### Source records
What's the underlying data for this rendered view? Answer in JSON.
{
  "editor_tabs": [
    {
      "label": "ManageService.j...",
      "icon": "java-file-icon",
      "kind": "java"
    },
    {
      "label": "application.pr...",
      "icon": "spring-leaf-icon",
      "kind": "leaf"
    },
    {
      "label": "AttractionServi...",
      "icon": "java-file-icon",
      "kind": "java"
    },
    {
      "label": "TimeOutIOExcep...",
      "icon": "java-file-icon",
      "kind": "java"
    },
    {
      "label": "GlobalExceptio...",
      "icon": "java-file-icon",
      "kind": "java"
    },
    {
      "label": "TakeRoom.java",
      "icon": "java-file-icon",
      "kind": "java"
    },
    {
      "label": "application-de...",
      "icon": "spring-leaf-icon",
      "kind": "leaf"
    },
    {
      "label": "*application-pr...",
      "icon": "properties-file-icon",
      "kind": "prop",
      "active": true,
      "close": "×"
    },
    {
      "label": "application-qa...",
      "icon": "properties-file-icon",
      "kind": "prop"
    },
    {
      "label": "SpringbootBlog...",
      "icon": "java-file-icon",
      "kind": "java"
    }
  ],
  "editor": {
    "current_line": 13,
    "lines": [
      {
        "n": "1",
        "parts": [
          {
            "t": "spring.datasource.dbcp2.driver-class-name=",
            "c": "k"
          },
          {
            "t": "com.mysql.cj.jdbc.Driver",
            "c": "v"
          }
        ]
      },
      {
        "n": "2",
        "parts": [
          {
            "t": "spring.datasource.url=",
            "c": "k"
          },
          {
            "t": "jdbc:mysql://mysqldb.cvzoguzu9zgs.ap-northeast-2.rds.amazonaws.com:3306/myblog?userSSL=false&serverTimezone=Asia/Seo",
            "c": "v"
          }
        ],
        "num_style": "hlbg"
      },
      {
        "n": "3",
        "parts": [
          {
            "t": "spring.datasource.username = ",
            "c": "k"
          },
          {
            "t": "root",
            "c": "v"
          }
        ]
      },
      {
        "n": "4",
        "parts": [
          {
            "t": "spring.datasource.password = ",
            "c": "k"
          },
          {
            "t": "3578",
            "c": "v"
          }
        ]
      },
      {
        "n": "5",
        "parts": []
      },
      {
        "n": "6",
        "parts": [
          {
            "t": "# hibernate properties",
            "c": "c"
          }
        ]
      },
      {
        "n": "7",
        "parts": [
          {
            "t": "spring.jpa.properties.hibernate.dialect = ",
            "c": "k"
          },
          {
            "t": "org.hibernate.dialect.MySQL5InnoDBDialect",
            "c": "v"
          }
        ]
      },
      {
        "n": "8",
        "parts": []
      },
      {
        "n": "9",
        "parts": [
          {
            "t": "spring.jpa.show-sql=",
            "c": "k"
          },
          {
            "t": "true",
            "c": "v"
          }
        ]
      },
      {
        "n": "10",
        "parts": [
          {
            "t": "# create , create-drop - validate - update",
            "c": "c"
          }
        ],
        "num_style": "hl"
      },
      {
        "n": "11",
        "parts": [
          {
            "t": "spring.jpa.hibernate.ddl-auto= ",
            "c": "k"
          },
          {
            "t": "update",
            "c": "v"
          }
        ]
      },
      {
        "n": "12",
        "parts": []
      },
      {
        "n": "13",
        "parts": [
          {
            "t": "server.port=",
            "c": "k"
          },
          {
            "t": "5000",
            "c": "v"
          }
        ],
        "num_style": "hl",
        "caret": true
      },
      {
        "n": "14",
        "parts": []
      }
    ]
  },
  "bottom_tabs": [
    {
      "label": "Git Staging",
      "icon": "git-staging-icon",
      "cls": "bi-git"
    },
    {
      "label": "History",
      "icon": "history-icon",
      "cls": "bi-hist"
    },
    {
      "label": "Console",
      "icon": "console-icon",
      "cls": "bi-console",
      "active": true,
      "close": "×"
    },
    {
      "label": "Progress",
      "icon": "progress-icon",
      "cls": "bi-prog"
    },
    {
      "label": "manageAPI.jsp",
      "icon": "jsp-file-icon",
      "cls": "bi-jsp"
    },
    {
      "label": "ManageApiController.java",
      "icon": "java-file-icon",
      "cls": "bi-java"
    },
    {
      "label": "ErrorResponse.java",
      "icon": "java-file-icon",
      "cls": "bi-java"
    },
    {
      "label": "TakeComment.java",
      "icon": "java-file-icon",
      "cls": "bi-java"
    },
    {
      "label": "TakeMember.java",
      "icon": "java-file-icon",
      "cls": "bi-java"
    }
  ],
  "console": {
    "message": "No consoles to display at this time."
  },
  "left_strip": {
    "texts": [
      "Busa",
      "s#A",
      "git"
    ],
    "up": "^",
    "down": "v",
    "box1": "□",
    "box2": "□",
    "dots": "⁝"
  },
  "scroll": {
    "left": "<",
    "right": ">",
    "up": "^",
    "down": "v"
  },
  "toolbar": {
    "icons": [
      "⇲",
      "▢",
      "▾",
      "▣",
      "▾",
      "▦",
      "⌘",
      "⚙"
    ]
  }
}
######
* [What you are asked to do]: Print every entry exactly as it appears.

* [Task solution]:
What's the underlying data for this rendered view? Answer in JSON.
{
  "editor_tabs": [
    {
      "label": "ManageService.j...",
      "icon": "java-file-icon",
      "kind": "java"
    },
    {
      "label": "application.pr...",
      "icon": "spring-leaf-icon",
      "kind": "leaf"
    },
    {
      "label": "AttractionServi...",
      "icon": "java-file-icon",
      "kind": "java"
    },
    {
      "label": "TimeOutIOExcep...",
      "icon": "java-file-icon",
      "kind": "java"
    },
    {
      "label": "GlobalExceptio...",
      "icon": "java-file-icon",
      "kind": "java"
    },
    {
      "label": "TakeRoom.java",
      "icon": "java-file-icon",
      "kind": "java"
    },
    {
      "label": "application-de...",
      "icon": "spring-leaf-icon",
      "kind": "leaf"
    },
    {
      "label": "*application-pr...",
      "icon": "properties-file-icon",
      "kind": "prop",
      "active": true,
      "close": "×"
    },
    {
      "label": "application-qa...",
      "icon": "properties-file-icon",
      "kind": "prop"
    },
    {
      "label": "SpringbootBlog...",
      "icon": "java-file-icon",
      "kind": "java"
    }
  ],
  "editor": {
    "current_line": 13,
    "lines": [
      {
        "n": "1",
        "parts": [
          {
            "t": "spring.datasource.dbcp2.driver-class-name=",
            "c": "k"
          },
          {
            "t": "com.mysql.cj.jdbc.Driver",
            "c": "v"
          }
        ]
      },
      {
        "n": "2",
        "parts": [
          {
            "t": "spring.datasource.url=",
            "c": "k"
          },
          {
            "t": "jdbc:mysql://mysqldb.cvzoguzu9zgs.ap-northeast-2.rds.amazonaws.com:3306/myblog?userSSL=false&serverTimezone=Asia/Seo",
            "c": "v"
          }
        ],
        "num_style": "hlbg"
      },
      {
        "n": "3",
        "parts": [
          {
            "t": "spring.datasource.username = ",
            "c": "k"
          },
          {
            "t": "root",
            "c": "v"
          }
        ]
      },
      {
        "n": "4",
        "parts": [
          {
            "t": "spring.datasource.password = ",
            "c": "k"
          },
          {
            "t": "3578",
            "c": "v"
          }
        ]
      },
      {
        "n": "5",
        "parts": []
      },
      {
        "n": "6",
        "parts": [
          {
            "t": "# hibernate properties",
            "c": "c"
          }
        ]
      },
      {
        "n": "7",
        "parts": [
          {
            "t": "spring.jpa.properties.hibernate.dialect = ",
            "c": "k"
          },
          {
            "t": "org.hibernate.dialect.MySQL5InnoDBDialect",
            "c": "v"
          }
        ]
      },
      {
        "n": "8",
        "parts": []
      },
      {
        "n": "9",
        "parts": [
          {
            "t": "spring.jpa.show-sql=",
            "c": "k"
          },
          {
            "t": "true",
            "c": "v"
          }
        ]
      },
      {
        "n": "10",
        "parts": [
          {
            "t": "# create , create-drop - validate - update",
            "c": "c"
          }
        ],
        "num_style": "hl"
      },
      {
        "n": "11",
        "parts": [
          {
            "t": "spring.jpa.hibernate.ddl-auto= ",
            "c": "k"
          },
          {
            "t": "update",
            "c": "v"
          }
        ]
      },
      {
        "n": "12",
        "parts": []
      },
      {
        "n": "13",
        "parts": [
          {
            "t": "server.port=",
            "c": "k"
          },
          {
            "t": "5000",
            "c": "v"
          }
        ],
        "num_style": "hl",
        "caret": true
      },
      {
        "n": "14",
        "parts": []
      }
    ]
  },
  "bottom_tabs": [
    {
      "label": "Git Staging",
      "icon": "git-staging-icon",
      "cls": "bi-git"
    },
    {
      "label": "History",
      "icon": "history-icon",
      "cls": "bi-hist"
    },
    {
      "label": "Console",
      "icon": "console-icon",
      "cls": "bi-console",
      "active": true,
      "close": "×"
    },
    {
      "label": "Progress",
      "icon": "progress-icon",
      "cls": "bi-prog"
    },
    {
      "label": "manageAPI.jsp",
      "icon": "jsp-file-icon",
      "cls": "bi-jsp"
    },
    {
      "label": "ManageApiController.java",
      "icon": "java-file-icon",
      "cls": "bi-java"
    },
    {
      "label": "ErrorResponse.java",
      "icon": "java-file-icon",
      "cls": "bi-java"
    },
    {
      "label": "TakeComment.java",
      "icon": "java-file-icon",
      "cls": "bi-java"
    },
    {
      "label": "TakeMember.java",
      "icon": "java-file-icon",
      "cls": "bi-java"
    }
  ],
  "console": {
    "message": "No consoles to display at this time."
  },
  "left_strip": {
    "texts": [
      "Busa",
      "s#A",
      "git"
    ],
    "up": "^",
    "down": "v",
    "box1": "□",
    "box2": "□",
    "dots": "⁝"
  },
  "scroll": {
    "left": "<",
    "right": ">",
    "up": "^",
    "down": "v"
  },
  "toolbar": {
    "icons": [
      "⇲",
      "▢",
      "▾",
      "▣",
      "▾",
      "▦",
      "⌘",
      "⚙"
    ]
  }
}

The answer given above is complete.